(A run of records)
-=-=-=-=-

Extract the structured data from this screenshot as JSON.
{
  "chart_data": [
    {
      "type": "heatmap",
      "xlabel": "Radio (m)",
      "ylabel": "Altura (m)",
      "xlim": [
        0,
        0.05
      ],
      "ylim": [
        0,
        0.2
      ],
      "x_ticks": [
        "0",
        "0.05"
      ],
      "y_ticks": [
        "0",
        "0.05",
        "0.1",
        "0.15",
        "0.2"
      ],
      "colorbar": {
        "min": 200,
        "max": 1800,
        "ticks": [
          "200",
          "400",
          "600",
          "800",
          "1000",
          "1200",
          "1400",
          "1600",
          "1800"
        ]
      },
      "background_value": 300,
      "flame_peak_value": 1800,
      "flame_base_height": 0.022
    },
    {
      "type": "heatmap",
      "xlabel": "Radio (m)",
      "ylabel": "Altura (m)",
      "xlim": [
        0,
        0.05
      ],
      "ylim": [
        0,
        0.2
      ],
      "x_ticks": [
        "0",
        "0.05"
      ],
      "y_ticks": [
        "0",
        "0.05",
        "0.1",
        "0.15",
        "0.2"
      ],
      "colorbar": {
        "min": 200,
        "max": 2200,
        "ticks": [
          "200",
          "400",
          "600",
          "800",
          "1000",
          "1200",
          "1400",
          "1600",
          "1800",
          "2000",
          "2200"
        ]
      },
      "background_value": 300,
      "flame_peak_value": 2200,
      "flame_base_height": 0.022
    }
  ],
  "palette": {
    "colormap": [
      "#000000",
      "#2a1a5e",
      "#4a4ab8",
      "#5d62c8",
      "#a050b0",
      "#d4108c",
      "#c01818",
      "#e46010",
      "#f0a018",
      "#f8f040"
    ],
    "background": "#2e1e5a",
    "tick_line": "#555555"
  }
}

-=-=-=-=-

◆ Required task
Every record shown above should be written out again exactly.

◆ Response below
Extract the structured data from this screenshot as JSON.
{
  "chart_data": [
    {
      "type": "heatmap",
      "xlabel": "Radio (m)",
      "ylabel": "Altura (m)",
      "xlim": [
        0,
        0.05
      ],
      "ylim": [
        0,
        0.2
      ],
      "x_ticks": [
        "0",
        "0.05"
      ],
      "y_ticks": [
        "0",
        "0.05",
        "0.1",
        "0.15",
        "0.2"
      ],
      "colorbar": {
        "min": 200,
        "max": 1800,
        "ticks": [
          "200",
          "400",
          "600",
          "800",
          "1000",
          "1200",
          "1400",
          "1600",
          "1800"
        ]
      },
      "background_value": 300,
      "flame_peak_value": 1800,
      "flame_base_height": 0.022
    },
    {
      "type": "heatmap",
      "xlabel": "Radio (m)",
      "ylabel": "Altura (m)",
      "xlim": [
        0,
        0.05
      ],
      "ylim": [
        0,
        0.2
      ],
      "x_ticks": [
        "0",
        "0.05"
      ],
      "y_ticks": [
        "0",
        "0.05",
        "0.1",
        "0.15",
        "0.2"
      ],
      "colorbar": {
        "min": 200,
        "max": 2200,
        "ticks": [
          "200",
          "400",
          "600",
          "800",
          "1000",
          "1200",
          "1400",
          "1600",
          "1800",
          "2000",
          "2200"
        ]
      },
      "background_value": 300,
      "flame_peak_value": 2200,
      "flame_base_height": 0.022
    }
  ],
  "palette": {
    "colormap": [
      "#000000",
      "#2a1a5e",
      "#4a4ab8",
      "#5d62c8",
      "#a050b0",
      "#d4108c",
      "#c01818",
      "#e46010",
      "#f0a018",
      "#f8f040"
    ],
    "background": "#2e1e5a",
    "tick_line": "#555555"
  }
}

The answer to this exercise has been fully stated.